— START —

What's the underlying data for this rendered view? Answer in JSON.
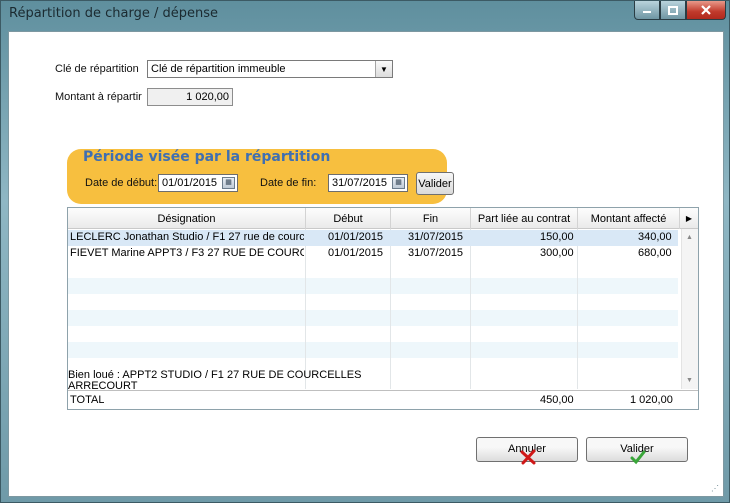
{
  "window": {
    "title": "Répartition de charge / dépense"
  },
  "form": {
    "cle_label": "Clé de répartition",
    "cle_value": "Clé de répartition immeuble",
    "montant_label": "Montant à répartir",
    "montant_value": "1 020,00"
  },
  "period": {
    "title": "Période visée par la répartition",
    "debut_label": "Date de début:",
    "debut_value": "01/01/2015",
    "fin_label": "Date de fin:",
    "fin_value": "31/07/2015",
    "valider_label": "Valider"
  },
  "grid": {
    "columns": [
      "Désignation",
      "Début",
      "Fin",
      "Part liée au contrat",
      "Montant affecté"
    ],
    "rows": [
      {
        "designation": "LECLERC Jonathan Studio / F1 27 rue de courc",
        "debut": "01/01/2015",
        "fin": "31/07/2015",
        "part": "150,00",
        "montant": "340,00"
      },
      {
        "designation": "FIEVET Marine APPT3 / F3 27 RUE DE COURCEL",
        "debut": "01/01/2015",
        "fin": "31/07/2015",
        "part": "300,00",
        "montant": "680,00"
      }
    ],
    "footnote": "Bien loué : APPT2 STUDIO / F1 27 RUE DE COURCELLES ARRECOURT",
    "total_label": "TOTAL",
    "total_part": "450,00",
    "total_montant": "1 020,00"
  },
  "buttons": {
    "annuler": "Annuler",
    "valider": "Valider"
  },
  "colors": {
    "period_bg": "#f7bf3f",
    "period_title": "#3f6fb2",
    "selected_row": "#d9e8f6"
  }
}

— END —

• Required work: Every line is to be duplicated exactly, though pictures stay out.

• Solution to the problem:
What's the underlying data for this rendered view? Answer in JSON.
{
  "window": {
    "title": "Répartition de charge / dépense"
  },
  "form": {
    "cle_label": "Clé de répartition",
    "cle_value": "Clé de répartition immeuble",
    "montant_label": "Montant à répartir",
    "montant_value": "1 020,00"
  },
  "period": {
    "title": "Période visée par la répartition",
    "debut_label": "Date de début:",
    "debut_value": "01/01/2015",
    "fin_label": "Date de fin:",
    "fin_value": "31/07/2015",
    "valider_label": "Valider"
  },
  "grid": {
    "columns": [
      "Désignation",
      "Début",
      "Fin",
      "Part liée au contrat",
      "Montant affecté"
    ],
    "rows": [
      {
        "designation": "LECLERC Jonathan Studio / F1 27 rue de courc",
        "debut": "01/01/2015",
        "fin": "31/07/2015",
        "part": "150,00",
        "montant": "340,00"
      },
      {
        "designation": "FIEVET Marine APPT3 / F3 27 RUE DE COURCEL",
        "debut": "01/01/2015",
        "fin": "31/07/2015",
        "part": "300,00",
        "montant": "680,00"
      }
    ],
    "footnote": "Bien loué : APPT2 STUDIO / F1 27 RUE DE COURCELLES ARRECOURT",
    "total_label": "TOTAL",
    "total_part": "450,00",
    "total_montant": "1 020,00"
  },
  "buttons": {
    "annuler": "Annuler",
    "valider": "Valider"
  },
  "colors": {
    "period_bg": "#f7bf3f",
    "period_title": "#3f6fb2",
    "selected_row": "#d9e8f6"
  }
}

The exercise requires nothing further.